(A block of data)
■ ■ ■ ■
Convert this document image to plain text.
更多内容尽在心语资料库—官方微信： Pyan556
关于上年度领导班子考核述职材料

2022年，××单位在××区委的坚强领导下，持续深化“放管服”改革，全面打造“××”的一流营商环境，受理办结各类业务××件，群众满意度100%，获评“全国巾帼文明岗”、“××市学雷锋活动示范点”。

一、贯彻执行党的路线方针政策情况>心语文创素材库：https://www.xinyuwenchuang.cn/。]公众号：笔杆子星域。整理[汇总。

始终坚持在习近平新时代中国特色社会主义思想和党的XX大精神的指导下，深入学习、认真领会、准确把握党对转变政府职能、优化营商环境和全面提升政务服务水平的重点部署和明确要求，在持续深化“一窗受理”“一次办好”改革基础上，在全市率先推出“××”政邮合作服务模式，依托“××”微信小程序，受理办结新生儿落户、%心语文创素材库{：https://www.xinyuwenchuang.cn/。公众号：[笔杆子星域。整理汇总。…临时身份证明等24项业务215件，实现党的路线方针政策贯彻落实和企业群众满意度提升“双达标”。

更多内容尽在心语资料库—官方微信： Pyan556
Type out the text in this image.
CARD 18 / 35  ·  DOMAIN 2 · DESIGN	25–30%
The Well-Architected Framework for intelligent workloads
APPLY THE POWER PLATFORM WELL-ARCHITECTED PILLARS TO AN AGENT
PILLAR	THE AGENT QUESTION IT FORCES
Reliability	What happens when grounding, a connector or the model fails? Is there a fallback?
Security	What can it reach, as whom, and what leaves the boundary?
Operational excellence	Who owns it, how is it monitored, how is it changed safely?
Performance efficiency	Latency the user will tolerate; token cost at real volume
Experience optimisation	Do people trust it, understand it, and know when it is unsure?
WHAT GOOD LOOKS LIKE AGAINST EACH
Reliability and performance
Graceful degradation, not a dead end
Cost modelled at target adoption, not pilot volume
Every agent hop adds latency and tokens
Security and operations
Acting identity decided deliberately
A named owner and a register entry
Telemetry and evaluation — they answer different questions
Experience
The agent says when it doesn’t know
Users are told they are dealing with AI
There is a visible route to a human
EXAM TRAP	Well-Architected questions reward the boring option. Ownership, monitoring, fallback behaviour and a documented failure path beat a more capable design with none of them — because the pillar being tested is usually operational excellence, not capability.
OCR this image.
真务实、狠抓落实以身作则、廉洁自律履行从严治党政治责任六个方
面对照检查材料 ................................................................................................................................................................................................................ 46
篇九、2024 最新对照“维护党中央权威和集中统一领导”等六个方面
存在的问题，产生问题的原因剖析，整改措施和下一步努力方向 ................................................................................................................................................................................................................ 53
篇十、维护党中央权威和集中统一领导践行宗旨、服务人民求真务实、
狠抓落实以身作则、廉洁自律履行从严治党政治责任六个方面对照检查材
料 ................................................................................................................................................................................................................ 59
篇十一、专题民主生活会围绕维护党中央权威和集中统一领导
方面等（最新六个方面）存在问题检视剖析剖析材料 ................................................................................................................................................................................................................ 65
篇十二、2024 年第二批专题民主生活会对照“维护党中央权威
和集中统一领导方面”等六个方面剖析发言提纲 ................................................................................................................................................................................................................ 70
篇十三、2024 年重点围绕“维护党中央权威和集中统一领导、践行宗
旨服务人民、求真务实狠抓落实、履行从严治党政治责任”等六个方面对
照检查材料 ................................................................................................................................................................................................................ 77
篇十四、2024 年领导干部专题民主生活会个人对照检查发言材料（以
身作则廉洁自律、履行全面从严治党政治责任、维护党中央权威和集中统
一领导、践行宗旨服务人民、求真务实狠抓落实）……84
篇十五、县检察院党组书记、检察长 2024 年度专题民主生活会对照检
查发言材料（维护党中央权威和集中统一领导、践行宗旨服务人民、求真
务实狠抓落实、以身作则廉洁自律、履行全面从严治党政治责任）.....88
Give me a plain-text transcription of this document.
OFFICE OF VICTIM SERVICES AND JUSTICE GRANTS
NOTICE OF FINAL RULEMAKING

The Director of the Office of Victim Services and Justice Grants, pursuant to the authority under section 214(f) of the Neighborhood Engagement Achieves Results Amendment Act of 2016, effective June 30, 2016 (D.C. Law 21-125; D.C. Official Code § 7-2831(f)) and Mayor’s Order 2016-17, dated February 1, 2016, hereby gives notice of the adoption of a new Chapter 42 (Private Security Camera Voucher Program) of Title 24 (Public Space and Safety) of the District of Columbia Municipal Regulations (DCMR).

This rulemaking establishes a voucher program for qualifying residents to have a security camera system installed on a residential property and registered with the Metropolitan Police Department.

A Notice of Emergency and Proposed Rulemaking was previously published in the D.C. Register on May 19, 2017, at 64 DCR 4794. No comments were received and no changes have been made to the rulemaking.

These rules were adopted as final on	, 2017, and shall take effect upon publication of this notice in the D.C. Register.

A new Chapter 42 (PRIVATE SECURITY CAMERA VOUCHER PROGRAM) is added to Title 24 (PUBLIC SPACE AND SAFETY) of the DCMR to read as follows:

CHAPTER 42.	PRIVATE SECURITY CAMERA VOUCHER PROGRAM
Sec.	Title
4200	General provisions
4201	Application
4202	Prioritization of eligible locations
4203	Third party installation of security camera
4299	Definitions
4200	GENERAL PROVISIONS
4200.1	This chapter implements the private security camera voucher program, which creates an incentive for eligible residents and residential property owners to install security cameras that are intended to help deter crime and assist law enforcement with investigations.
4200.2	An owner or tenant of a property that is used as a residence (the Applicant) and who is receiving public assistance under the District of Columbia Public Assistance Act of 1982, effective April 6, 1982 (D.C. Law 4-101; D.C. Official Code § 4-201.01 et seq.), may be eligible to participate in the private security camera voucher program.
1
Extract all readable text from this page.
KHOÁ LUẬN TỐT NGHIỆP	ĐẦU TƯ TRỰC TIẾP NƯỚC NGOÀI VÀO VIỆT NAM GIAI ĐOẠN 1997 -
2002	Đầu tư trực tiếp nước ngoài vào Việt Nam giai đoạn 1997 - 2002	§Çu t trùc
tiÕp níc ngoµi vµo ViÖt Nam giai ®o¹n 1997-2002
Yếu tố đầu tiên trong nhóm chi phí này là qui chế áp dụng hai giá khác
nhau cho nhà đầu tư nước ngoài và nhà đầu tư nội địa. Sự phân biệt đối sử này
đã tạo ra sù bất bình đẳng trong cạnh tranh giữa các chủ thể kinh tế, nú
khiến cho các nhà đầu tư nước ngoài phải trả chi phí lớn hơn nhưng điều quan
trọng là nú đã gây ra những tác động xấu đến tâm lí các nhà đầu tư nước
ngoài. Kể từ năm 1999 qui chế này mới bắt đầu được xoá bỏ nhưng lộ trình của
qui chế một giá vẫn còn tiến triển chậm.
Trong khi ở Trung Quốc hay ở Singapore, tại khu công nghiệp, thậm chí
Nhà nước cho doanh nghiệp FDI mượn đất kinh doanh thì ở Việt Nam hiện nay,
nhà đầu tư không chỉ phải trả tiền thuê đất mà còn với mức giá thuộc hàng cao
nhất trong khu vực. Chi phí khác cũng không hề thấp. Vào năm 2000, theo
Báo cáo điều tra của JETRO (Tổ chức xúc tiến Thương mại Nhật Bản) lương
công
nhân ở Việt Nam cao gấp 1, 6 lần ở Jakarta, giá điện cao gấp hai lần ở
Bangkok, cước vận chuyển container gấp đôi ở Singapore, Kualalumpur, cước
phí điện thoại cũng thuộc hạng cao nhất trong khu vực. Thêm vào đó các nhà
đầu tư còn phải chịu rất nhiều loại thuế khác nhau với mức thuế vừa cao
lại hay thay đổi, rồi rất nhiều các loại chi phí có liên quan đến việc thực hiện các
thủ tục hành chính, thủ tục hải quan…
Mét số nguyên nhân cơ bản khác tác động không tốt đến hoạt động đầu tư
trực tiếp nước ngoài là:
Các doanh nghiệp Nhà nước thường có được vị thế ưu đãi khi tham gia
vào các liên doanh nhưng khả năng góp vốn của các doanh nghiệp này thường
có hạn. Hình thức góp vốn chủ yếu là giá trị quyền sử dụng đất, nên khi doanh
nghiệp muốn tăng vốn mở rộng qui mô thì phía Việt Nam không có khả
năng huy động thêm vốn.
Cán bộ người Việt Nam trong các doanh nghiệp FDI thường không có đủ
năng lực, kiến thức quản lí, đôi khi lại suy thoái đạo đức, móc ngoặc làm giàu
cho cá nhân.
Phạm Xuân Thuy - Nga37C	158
■ ■ ■ ■
### Stated exercise
Using the listing, collect all lines in which the string "cũng" is found.

### Task result
nhất trong khu vực. Chi phí khác cũng không hề thấp. Vào năm 2000, theo
phí điện thoại cũng thuộc hạng cao nhất trong khu vực. Thêm vào đó các nhà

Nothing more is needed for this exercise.